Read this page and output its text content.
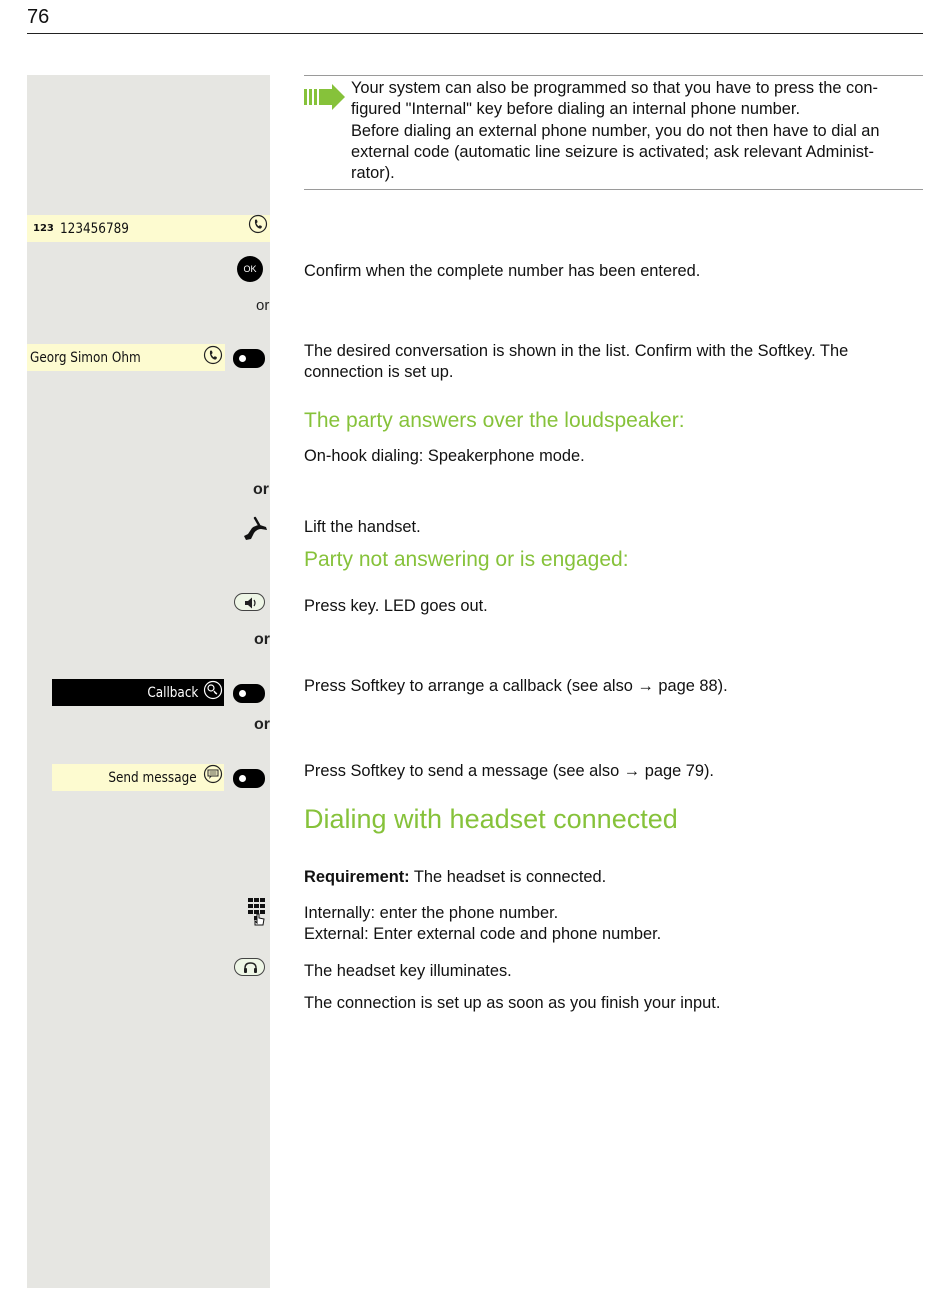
76
Your system can also be programmed so that you have to press the con-
figured "Internal" key before dialing an internal phone number.
Before dialing an external phone number, you do not then have to dial an
external code (automatic line seizure is activated; ask relevant Administ-
rator).
123 123456789
OK	Confirm when the complete number has been entered.
or
Georg Simon Ohm	The desired conversation is shown in the list. Confirm with the Softkey. The
connection is set up.
The party answers over the loudspeaker:
On-hook dialing: Speakerphone mode.
or
Lift the handset.
Party not answering or is engaged:
Press key. LED goes out.
or
Callback	Press Softkey to arrange a callback (see also → page 88).
or
Send message	Press Softkey to send a message (see also → page 79).
Dialing with headset connected
Requirement: The headset is connected.
Internally: enter the phone number.
External: Enter external code and phone number.
The headset key illuminates.
The connection is set up as soon as you finish your input.
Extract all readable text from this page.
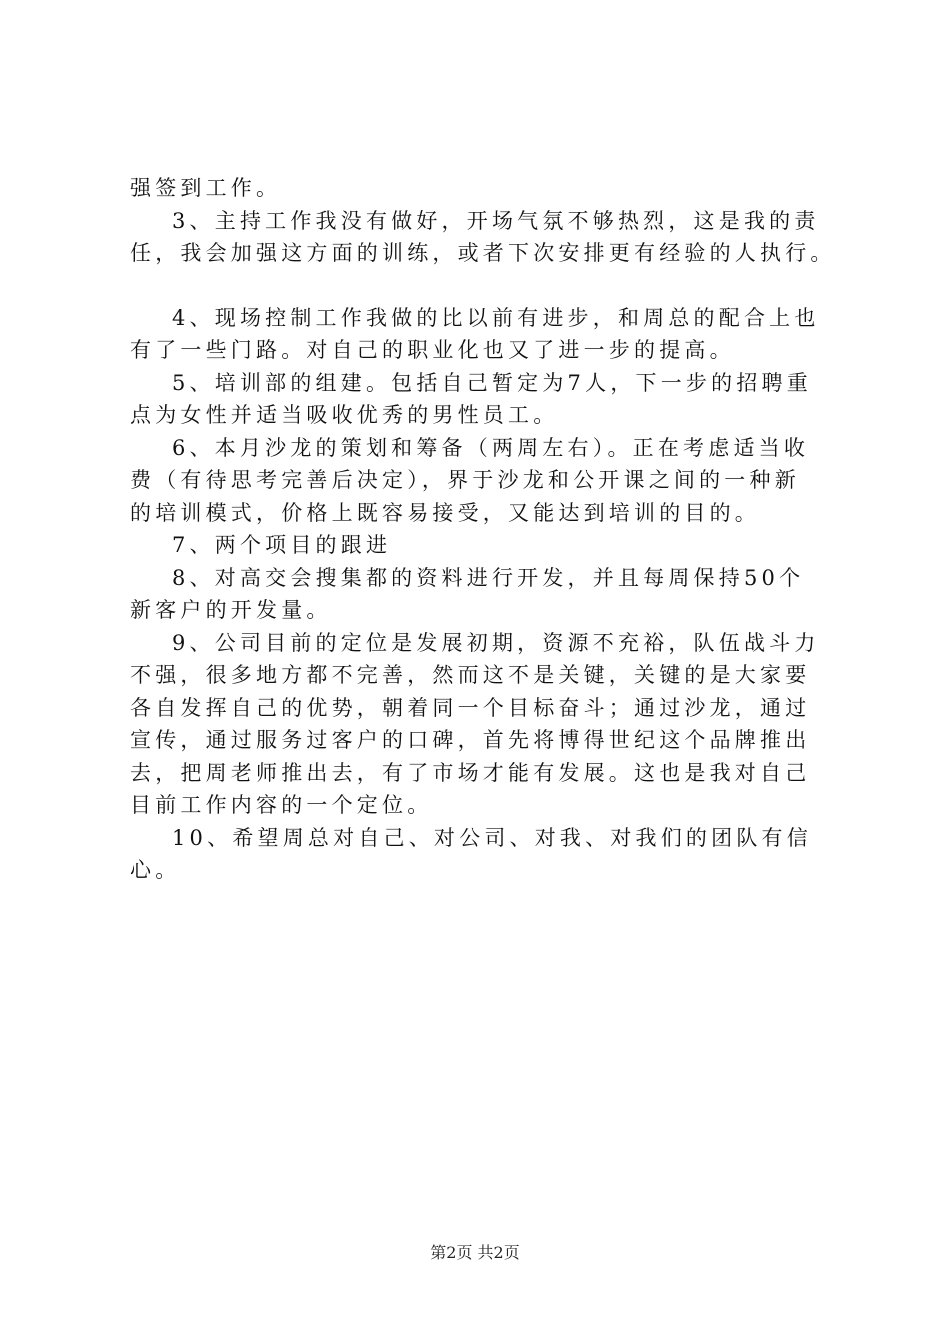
强签到工作。
3、主持工作我没有做好，开场气氛不够热烈，这是我的责
任，我会加强这方面的训练，或者下次安排更有经验的人执行。
4、现场控制工作我做的比以前有进步，和周总的配合上也
有了一些门路。对自己的职业化也又了进一步的提高。
5、培训部的组建。包括自己暂定为7人，下一步的招聘重
点为女性并适当吸收优秀的男性员工。
6、本月沙龙的策划和筹备（两周左右）。正在考虑适当收
费（有待思考完善后决定），界于沙龙和公开课之间的一种新
的培训模式，价格上既容易接受，又能达到培训的目的。
7、两个项目的跟进
8、对高交会搜集都的资料进行开发，并且每周保持50个
新客户的开发量。
9、公司目前的定位是发展初期，资源不充裕，队伍战斗力
不强，很多地方都不完善，然而这不是关键，关键的是大家要
各自发挥自己的优势，朝着同一个目标奋斗；通过沙龙，通过
宣传，通过服务过客户的口碑，首先将博得世纪这个品牌推出
去，把周老师推出去，有了市场才能有发展。这也是我对自己
目前工作内容的一个定位。
10、希望周总对自己、对公司、对我、对我们的团队有信
心。
第2页 共2页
★ ★ ★ ★ ★ ★ ★
Select from the material above each line in which the string "text" appears, and list those lines.

Read this page and output its text content.
Extract all readable text from this page.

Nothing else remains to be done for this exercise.